* [Goal]:
Separate out the lines that hold "ffffff".

Stored dataset items:
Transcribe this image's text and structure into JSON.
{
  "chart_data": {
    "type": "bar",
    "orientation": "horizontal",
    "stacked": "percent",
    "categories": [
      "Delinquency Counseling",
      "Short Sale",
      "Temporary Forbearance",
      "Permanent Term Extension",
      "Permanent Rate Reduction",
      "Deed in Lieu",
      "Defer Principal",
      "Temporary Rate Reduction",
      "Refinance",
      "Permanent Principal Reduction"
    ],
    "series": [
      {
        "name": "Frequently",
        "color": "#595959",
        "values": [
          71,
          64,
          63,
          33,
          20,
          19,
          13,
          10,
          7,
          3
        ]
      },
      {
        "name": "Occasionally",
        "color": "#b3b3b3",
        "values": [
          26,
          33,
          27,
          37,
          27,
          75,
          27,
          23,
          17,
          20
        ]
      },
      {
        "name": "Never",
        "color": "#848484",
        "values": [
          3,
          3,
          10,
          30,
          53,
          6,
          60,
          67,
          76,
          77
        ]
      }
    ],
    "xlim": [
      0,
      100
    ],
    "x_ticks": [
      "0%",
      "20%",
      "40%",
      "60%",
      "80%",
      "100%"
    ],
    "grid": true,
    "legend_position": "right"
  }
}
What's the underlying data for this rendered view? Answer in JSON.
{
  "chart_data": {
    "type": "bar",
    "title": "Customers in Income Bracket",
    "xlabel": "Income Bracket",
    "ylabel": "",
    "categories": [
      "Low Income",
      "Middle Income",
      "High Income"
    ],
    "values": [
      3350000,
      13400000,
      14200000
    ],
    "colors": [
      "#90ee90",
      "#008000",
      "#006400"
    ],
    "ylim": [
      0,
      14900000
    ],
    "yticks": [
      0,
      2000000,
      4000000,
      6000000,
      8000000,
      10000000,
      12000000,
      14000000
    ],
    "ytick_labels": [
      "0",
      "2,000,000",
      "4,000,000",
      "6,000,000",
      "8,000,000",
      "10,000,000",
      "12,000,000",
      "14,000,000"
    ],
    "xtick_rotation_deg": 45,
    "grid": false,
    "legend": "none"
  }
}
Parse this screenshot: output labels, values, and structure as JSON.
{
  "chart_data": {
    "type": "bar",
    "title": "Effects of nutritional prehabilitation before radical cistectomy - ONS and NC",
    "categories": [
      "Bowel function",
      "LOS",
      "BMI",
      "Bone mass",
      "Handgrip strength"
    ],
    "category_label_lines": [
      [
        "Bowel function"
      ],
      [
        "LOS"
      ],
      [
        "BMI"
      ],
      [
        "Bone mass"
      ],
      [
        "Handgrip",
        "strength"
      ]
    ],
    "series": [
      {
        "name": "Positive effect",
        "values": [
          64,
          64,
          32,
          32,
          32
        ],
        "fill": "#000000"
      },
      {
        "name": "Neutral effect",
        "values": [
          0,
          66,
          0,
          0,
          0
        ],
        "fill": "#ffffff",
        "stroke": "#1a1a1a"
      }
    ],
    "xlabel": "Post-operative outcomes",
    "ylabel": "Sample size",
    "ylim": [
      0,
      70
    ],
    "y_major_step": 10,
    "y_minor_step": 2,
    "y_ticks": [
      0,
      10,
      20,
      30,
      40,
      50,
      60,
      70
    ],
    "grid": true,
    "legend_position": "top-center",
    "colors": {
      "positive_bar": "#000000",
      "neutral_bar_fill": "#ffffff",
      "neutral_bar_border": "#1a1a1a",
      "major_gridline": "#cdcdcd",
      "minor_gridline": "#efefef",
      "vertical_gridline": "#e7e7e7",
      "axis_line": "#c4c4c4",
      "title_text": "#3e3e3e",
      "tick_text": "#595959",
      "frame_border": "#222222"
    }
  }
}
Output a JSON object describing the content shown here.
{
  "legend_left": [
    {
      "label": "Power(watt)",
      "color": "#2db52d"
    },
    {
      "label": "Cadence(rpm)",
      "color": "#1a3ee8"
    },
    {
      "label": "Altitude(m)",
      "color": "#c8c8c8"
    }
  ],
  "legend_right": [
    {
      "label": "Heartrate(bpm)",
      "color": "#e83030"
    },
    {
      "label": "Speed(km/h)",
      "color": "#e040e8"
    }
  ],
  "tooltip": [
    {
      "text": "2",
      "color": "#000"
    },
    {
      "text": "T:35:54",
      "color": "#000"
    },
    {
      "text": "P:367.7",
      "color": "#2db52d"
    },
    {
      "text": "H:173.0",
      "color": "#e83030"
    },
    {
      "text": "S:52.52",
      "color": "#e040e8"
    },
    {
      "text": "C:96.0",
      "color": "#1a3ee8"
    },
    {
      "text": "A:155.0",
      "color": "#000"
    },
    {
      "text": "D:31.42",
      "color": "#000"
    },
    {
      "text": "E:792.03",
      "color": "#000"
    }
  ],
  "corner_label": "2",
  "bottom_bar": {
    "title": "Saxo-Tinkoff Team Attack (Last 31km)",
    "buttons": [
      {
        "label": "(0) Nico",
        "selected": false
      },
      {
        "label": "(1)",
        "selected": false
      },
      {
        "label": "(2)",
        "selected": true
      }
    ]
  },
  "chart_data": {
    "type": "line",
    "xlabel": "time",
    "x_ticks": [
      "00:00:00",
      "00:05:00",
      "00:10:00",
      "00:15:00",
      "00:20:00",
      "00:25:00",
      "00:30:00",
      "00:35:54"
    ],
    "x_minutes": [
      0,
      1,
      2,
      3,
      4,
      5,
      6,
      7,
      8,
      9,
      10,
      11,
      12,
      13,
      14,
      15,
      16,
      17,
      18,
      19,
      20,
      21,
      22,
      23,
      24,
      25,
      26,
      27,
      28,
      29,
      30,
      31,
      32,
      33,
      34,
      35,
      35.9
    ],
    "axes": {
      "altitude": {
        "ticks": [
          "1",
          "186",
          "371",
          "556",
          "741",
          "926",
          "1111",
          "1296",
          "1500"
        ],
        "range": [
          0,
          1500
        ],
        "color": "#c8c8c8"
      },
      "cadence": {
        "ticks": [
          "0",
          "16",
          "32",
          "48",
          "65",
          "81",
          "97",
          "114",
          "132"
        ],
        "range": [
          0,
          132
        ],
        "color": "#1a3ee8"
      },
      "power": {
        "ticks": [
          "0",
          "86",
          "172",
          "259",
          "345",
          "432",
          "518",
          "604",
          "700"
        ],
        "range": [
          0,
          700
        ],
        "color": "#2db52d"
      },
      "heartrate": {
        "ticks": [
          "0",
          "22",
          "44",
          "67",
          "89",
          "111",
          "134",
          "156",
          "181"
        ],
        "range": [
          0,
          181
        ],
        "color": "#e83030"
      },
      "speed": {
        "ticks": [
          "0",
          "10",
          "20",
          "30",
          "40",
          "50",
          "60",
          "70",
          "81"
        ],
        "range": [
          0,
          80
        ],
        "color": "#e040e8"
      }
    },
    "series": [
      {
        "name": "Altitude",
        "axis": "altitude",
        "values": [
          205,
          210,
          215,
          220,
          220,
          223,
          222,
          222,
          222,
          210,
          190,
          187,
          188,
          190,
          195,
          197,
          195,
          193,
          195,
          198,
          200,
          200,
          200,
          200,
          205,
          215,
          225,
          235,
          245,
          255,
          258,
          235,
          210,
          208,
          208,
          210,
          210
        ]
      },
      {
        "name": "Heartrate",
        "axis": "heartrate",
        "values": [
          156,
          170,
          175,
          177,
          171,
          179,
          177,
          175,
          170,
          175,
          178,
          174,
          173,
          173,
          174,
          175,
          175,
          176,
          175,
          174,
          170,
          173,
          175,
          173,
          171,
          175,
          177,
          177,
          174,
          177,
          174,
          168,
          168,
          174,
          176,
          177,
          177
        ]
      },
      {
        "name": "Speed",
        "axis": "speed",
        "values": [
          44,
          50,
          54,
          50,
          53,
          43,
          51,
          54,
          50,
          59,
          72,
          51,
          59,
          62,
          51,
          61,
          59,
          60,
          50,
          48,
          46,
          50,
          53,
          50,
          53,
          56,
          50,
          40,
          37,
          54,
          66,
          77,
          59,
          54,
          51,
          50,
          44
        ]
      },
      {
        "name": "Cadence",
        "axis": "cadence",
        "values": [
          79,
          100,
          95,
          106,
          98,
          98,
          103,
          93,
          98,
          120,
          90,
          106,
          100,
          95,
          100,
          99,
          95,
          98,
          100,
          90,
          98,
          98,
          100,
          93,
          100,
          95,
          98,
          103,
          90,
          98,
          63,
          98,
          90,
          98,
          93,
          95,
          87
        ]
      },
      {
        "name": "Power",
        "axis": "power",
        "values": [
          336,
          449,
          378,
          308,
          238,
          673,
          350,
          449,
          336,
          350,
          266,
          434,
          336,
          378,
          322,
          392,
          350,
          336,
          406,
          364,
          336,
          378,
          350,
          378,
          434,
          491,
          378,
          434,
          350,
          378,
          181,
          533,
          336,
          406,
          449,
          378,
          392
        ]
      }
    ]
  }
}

* [Response below]:
        "fill": "#ffffff",
      "neutral_bar_fill": "#ffffff",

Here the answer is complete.